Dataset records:
════════════════

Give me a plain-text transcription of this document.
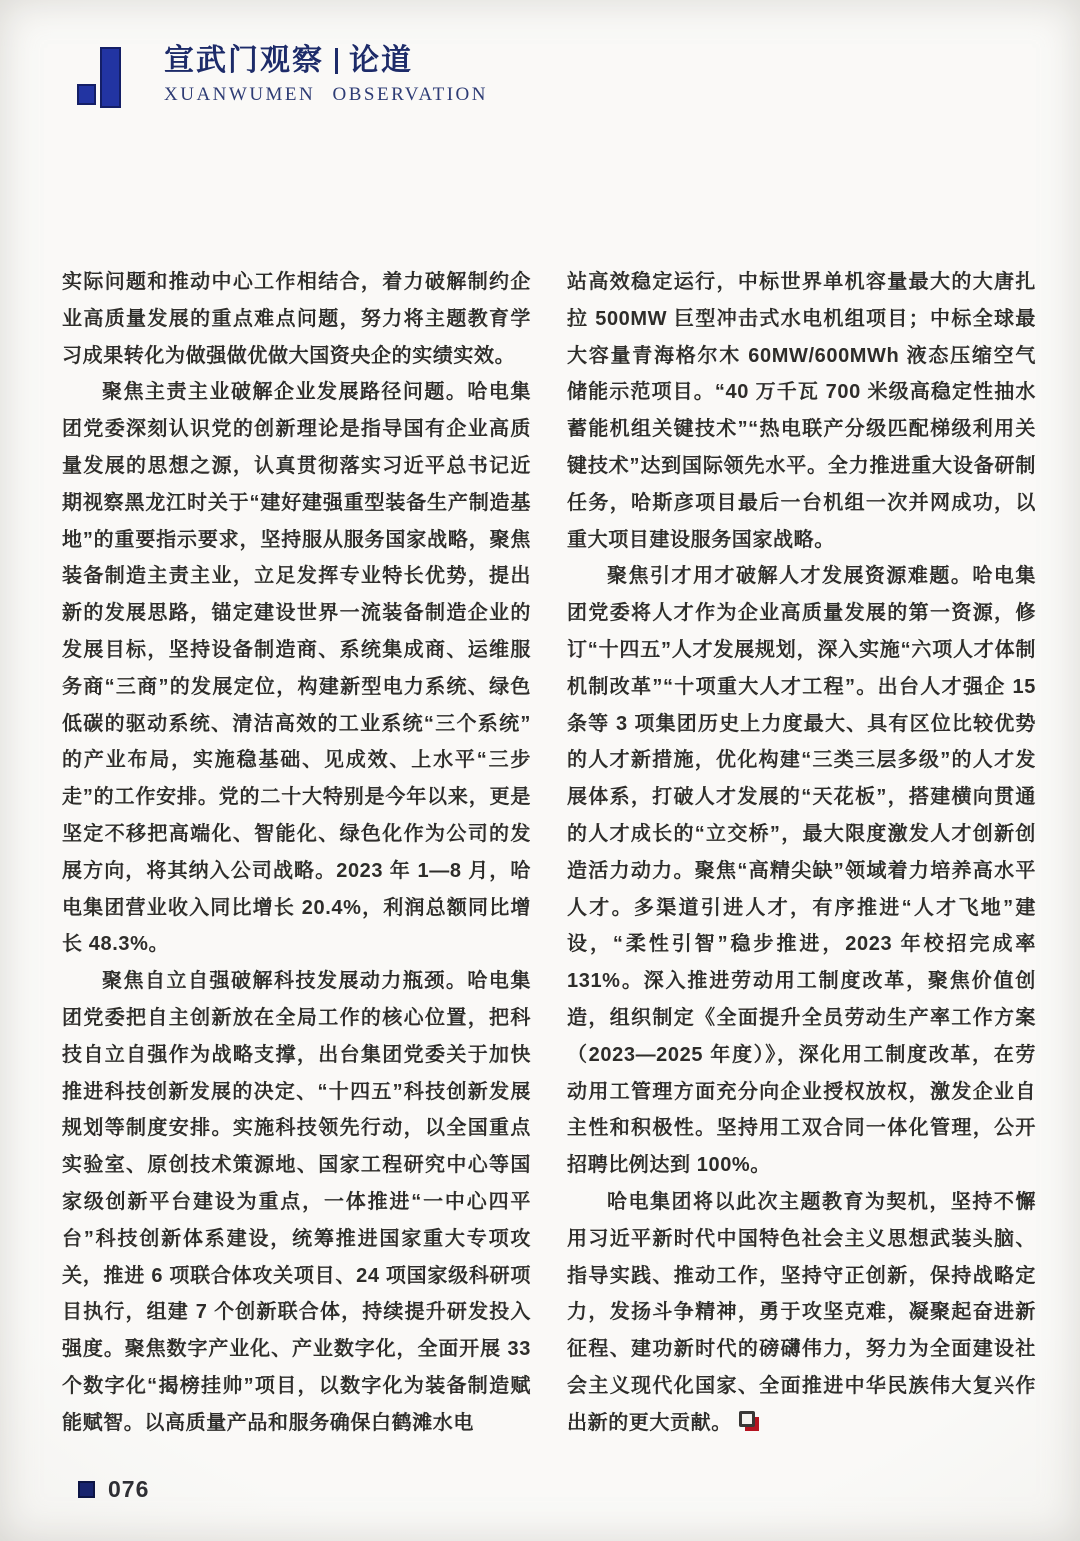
宣武门观察 论道
XUANWUMEN OBSERVATION

实际问题和推动中心工作相结合，着力破解制约企业高质量发展的重点难点问题，努力将主题教育学习成果转化为做强做优做大国资央企的实绩实效。

聚焦主责主业破解企业发展路径问题。哈电集团党委深刻认识党的创新理论是指导国有企业高质量发展的思想之源，认真贯彻落实习近平总书记近期视察黑龙江时关于“建好建强重型装备生产制造基地”的重要指示要求，坚持服从服务国家战略，聚焦装备制造主责主业，立足发挥专业特长优势，提出新的发展思路，锚定建设世界一流装备制造企业的发展目标，坚持设备制造商、系统集成商、运维服务商“三商”的发展定位，构建新型电力系统、绿色低碳的驱动系统、清洁高效的工业系统“三个系统”的产业布局，实施稳基础、见成效、上水平“三步走”的工作安排。党的二十大特别是今年以来，更是坚定不移把高端化、智能化、绿色化作为公司的发展方向，将其纳入公司战略。2023 年 1—8 月，哈电集团营业收入同比增长 20.4%，利润总额同比增长 48.3%。

聚焦自立自强破解科技发展动力瓶颈。哈电集团党委把自主创新放在全局工作的核心位置，把科技自立自强作为战略支撑，出台集团党委关于加快推进科技创新发展的决定、“十四五”科技创新发展规划等制度安排。实施科技领先行动，以全国重点实验室、原创技术策源地、国家工程研究中心等国家级创新平台建设为重点，一体推进“一中心四平台”科技创新体系建设，统筹推进国家重大专项攻关，推进 6 项联合体攻关项目、24 项国家级科研项目执行，组建 7 个创新联合体，持续提升研发投入强度。聚焦数字产业化、产业数字化，全面开展 33 个数字化“揭榜挂帅”项目，以数字化为装备制造赋能赋智。以高质量产品和服务确保白鹤滩水电

站高效稳定运行，中标世界单机容量最大的大唐扎拉 500MW 巨型冲击式水电机组项目；中标全球最大容量青海格尔木 60MW/600MWh 液态压缩空气储能示范项目。“40 万千瓦 700 米级高稳定性抽水蓄能机组关键技术”“热电联产分级匹配梯级利用关键技术”达到国际领先水平。全力推进重大设备研制任务，哈斯彦项目最后一台机组一次并网成功，以重大项目建设服务国家战略。

聚焦引才用才破解人才发展资源难题。哈电集团党委将人才作为企业高质量发展的第一资源，修订“十四五”人才发展规划，深入实施“六项人才体制机制改革”“十项重大人才工程”。出台人才强企 15 条等 3 项集团历史上力度最大、具有区位比较优势的人才新措施，优化构建“三类三层多级”的人才发展体系，打破人才发展的“天花板”，搭建横向贯通的人才成长的“立交桥”，最大限度激发人才创新创造活力动力。聚焦“高精尖缺”领域着力培养高水平人才。多渠道引进人才，有序推进“人才飞地”建设，“柔性引智”稳步推进，2023 年校招完成率 131%。深入推进劳动用工制度改革，聚焦价值创造，组织制定《全面提升全员劳动生产率工作方案（2023—2025 年度）》，深化用工制度改革，在劳动用工管理方面充分向企业授权放权，激发企业自主性和积极性。坚持用工双合同一体化管理，公开招聘比例达到 100%。

哈电集团将以此次主题教育为契机，坚持不懈用习近平新时代中国特色社会主义思想武装头脑、指导实践、推动工作，坚持守正创新，保持战略定力，发扬斗争精神，勇于攻坚克难，凝聚起奋进新征程、建功新时代的磅礴伟力，努力为全面建设社会主义现代化国家、全面推进中华民族伟大复兴作出新的更大贡献。

076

════════════════

## To be done
With the pictures omitted, reproduce the records in full and exactly.

## Answer to this task
Give me a plain-text transcription of this document.
宣武门观察 论道
XUANWUMEN OBSERVATION

实际问题和推动中心工作相结合，着力破解制约企业高质量发展的重点难点问题，努力将主题教育学习成果转化为做强做优做大国资央企的实绩实效。

聚焦主责主业破解企业发展路径问题。哈电集团党委深刻认识党的创新理论是指导国有企业高质量发展的思想之源，认真贯彻落实习近平总书记近期视察黑龙江时关于“建好建强重型装备生产制造基地”的重要指示要求，坚持服从服务国家战略，聚焦装备制造主责主业，立足发挥专业特长优势，提出新的发展思路，锚定建设世界一流装备制造企业的发展目标，坚持设备制造商、系统集成商、运维服务商“三商”的发展定位，构建新型电力系统、绿色低碳的驱动系统、清洁高效的工业系统“三个系统”的产业布局，实施稳基础、见成效、上水平“三步走”的工作安排。党的二十大特别是今年以来，更是坚定不移把高端化、智能化、绿色化作为公司的发展方向，将其纳入公司战略。2023 年 1—8 月，哈电集团营业收入同比增长 20.4%，利润总额同比增长 48.3%。

聚焦自立自强破解科技发展动力瓶颈。哈电集团党委把自主创新放在全局工作的核心位置，把科技自立自强作为战略支撑，出台集团党委关于加快推进科技创新发展的决定、“十四五”科技创新发展规划等制度安排。实施科技领先行动，以全国重点实验室、原创技术策源地、国家工程研究中心等国家级创新平台建设为重点，一体推进“一中心四平台”科技创新体系建设，统筹推进国家重大专项攻关，推进 6 项联合体攻关项目、24 项国家级科研项目执行，组建 7 个创新联合体，持续提升研发投入强度。聚焦数字产业化、产业数字化，全面开展 33 个数字化“揭榜挂帅”项目，以数字化为装备制造赋能赋智。以高质量产品和服务确保白鹤滩水电

站高效稳定运行，中标世界单机容量最大的大唐扎拉 500MW 巨型冲击式水电机组项目；中标全球最大容量青海格尔木 60MW/600MWh 液态压缩空气储能示范项目。“40 万千瓦 700 米级高稳定性抽水蓄能机组关键技术”“热电联产分级匹配梯级利用关键技术”达到国际领先水平。全力推进重大设备研制任务，哈斯彦项目最后一台机组一次并网成功，以重大项目建设服务国家战略。

聚焦引才用才破解人才发展资源难题。哈电集团党委将人才作为企业高质量发展的第一资源，修订“十四五”人才发展规划，深入实施“六项人才体制机制改革”“十项重大人才工程”。出台人才强企 15 条等 3 项集团历史上力度最大、具有区位比较优势的人才新措施，优化构建“三类三层多级”的人才发展体系，打破人才发展的“天花板”，搭建横向贯通的人才成长的“立交桥”，最大限度激发人才创新创造活力动力。聚焦“高精尖缺”领域着力培养高水平人才。多渠道引进人才，有序推进“人才飞地”建设，“柔性引智”稳步推进，2023 年校招完成率 131%。深入推进劳动用工制度改革，聚焦价值创造，组织制定《全面提升全员劳动生产率工作方案（2023—2025 年度）》，深化用工制度改革，在劳动用工管理方面充分向企业授权放权，激发企业自主性和积极性。坚持用工双合同一体化管理，公开招聘比例达到 100%。

哈电集团将以此次主题教育为契机，坚持不懈用习近平新时代中国特色社会主义思想武装头脑、指导实践、推动工作，坚持守正创新，保持战略定力，发扬斗争精神，勇于攻坚克难，凝聚起奋进新征程、建功新时代的磅礴伟力，努力为全面建设社会主义现代化国家、全面推进中华民族伟大复兴作出新的更大贡献。

076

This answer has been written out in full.